■ DO THIS ■
Print every record below exactly as written.

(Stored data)
-- START --
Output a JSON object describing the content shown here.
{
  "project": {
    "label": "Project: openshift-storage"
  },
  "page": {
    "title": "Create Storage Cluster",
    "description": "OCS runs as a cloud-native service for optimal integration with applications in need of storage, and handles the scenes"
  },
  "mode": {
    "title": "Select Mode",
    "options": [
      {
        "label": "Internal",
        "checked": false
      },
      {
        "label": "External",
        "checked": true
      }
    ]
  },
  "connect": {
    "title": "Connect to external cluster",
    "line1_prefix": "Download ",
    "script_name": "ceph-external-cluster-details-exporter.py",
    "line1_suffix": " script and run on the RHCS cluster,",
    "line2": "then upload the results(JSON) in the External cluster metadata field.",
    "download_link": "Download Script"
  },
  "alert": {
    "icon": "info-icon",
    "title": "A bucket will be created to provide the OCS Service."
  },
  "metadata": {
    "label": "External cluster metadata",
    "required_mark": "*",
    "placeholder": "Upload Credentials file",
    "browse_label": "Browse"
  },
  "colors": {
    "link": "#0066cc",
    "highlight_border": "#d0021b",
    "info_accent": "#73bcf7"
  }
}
-- END --
■ EXERCISE OUTPUT ■
Output a JSON object describing the content shown here.
{
  "project": {
    "label": "Project: openshift-storage"
  },
  "page": {
    "title": "Create Storage Cluster",
    "description": "OCS runs as a cloud-native service for optimal integration with applications in need of storage, and handles the scenes"
  },
  "mode": {
    "title": "Select Mode",
    "options": [
      {
        "label": "Internal",
        "checked": false
      },
      {
        "label": "External",
        "checked": true
      }
    ]
  },
  "connect": {
    "title": "Connect to external cluster",
    "line1_prefix": "Download ",
    "script_name": "ceph-external-cluster-details-exporter.py",
    "line1_suffix": " script and run on the RHCS cluster,",
    "line2": "then upload the results(JSON) in the External cluster metadata field.",
    "download_link": "Download Script"
  },
  "alert": {
    "icon": "info-icon",
    "title": "A bucket will be created to provide the OCS Service."
  },
  "metadata": {
    "label": "External cluster metadata",
    "required_mark": "*",
    "placeholder": "Upload Credentials file",
    "browse_label": "Browse"
  },
  "colors": {
    "link": "#0066cc",
    "highlight_border": "#d0021b",
    "info_accent": "#73bcf7"
  }
}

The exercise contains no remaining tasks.